:: Data shown
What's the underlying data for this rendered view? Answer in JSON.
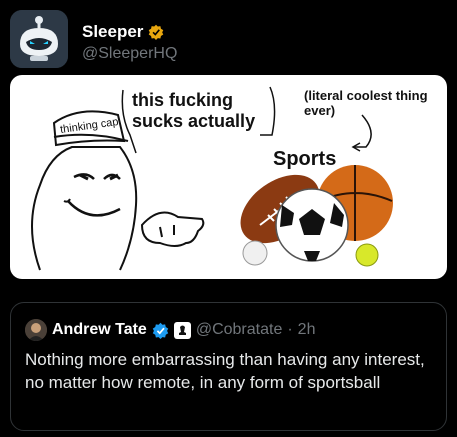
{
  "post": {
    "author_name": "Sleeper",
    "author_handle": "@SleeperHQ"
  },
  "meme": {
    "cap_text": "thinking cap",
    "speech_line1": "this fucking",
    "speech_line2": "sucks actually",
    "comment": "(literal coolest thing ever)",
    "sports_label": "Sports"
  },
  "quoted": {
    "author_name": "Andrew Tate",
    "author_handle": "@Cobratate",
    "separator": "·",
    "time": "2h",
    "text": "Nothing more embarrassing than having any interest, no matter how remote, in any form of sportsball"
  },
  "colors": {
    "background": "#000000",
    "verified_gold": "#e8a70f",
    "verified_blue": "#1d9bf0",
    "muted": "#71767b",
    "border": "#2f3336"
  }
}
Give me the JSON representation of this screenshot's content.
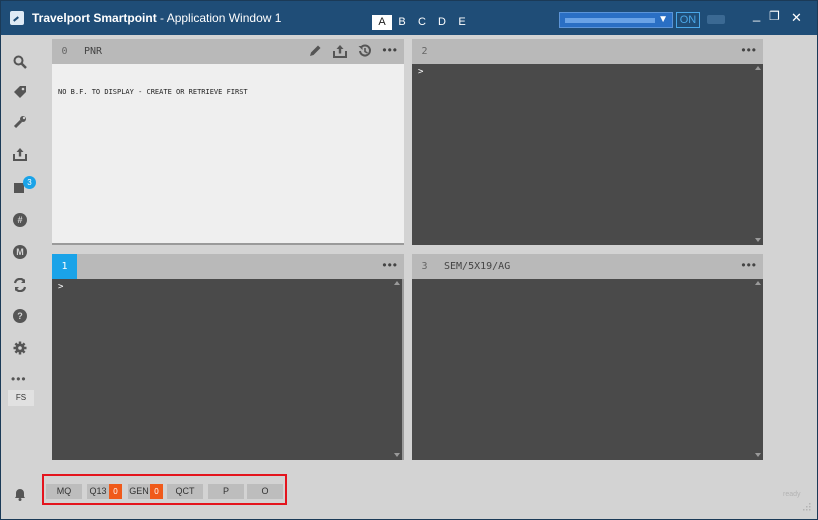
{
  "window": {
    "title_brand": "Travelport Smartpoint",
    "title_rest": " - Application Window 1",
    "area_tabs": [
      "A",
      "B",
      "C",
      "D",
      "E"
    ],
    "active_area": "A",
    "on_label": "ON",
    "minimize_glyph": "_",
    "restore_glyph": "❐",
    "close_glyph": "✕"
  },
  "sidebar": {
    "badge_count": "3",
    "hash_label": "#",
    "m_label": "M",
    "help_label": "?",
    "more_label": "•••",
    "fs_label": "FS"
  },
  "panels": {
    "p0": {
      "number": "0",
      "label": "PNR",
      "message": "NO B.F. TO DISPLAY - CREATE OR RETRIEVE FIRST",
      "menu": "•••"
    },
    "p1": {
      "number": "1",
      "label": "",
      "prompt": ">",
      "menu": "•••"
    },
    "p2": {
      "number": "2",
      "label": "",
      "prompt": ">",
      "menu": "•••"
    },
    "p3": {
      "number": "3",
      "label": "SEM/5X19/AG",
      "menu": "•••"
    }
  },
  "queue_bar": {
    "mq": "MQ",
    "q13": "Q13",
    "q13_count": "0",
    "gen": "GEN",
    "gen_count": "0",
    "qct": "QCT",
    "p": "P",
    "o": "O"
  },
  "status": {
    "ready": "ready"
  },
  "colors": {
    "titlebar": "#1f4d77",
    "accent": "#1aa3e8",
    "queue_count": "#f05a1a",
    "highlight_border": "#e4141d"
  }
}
::::
:: Data shown
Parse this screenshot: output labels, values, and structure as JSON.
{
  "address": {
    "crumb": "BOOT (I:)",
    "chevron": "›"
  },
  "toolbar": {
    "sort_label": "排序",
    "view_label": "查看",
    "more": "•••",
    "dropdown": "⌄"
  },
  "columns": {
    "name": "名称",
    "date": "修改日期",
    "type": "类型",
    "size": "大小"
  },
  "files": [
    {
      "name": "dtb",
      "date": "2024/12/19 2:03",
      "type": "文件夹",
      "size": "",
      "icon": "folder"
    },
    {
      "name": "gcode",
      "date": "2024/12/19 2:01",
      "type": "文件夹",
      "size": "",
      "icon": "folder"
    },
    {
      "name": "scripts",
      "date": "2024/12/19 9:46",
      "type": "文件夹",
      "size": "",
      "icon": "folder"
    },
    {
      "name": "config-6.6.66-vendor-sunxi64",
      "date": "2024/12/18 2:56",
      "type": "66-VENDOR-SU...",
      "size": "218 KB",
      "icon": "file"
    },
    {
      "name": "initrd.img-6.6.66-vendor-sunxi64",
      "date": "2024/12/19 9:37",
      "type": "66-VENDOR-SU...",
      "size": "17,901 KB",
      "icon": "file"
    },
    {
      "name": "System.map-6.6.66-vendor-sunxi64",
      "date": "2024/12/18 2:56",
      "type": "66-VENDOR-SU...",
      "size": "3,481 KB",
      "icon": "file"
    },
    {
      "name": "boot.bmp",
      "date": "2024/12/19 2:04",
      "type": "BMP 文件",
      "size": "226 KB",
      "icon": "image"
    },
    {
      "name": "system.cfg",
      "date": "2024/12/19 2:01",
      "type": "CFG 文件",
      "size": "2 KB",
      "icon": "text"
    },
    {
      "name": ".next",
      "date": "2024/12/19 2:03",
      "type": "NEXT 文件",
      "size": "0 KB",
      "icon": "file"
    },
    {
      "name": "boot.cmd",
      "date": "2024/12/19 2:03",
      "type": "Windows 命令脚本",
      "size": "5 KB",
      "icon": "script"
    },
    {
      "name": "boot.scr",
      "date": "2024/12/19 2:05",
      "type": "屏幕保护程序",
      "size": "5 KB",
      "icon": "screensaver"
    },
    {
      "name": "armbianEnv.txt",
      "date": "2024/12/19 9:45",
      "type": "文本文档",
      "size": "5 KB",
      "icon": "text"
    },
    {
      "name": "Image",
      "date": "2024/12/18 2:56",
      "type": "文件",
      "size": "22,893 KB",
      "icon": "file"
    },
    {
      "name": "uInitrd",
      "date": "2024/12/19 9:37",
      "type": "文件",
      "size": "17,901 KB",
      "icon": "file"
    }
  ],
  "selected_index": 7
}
::::
:: Data shown
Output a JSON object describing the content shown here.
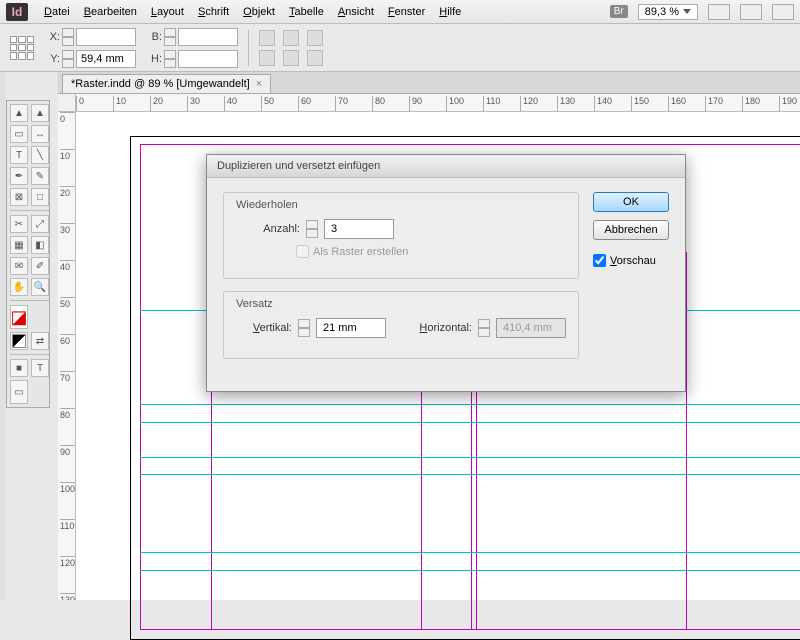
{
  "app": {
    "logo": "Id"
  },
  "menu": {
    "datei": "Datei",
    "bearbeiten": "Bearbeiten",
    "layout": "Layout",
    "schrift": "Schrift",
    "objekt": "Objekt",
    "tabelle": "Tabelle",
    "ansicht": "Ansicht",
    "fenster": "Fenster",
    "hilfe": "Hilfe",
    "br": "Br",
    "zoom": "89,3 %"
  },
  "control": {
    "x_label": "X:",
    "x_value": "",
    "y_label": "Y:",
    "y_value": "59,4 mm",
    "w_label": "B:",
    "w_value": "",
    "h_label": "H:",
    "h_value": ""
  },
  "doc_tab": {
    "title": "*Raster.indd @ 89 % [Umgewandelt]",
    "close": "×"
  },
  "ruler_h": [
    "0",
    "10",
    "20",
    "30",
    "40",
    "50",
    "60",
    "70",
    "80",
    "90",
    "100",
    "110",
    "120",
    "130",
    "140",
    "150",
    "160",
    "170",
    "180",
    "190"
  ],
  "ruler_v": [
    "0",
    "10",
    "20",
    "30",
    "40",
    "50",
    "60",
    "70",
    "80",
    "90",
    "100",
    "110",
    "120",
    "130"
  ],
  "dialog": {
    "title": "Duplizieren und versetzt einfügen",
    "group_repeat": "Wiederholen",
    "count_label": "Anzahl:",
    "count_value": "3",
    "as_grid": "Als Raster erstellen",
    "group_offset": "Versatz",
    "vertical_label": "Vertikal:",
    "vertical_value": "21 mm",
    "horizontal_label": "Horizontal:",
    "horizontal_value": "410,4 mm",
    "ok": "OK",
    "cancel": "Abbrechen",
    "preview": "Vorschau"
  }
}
::::
▶ **What needs to be done**: Where a line in the entries holds "Raster", copy that line.

▶ **Response below**:
    "title": "*Raster.indd @ 89 % [Umgewandelt]",
    "as_grid": "Als Raster erstellen",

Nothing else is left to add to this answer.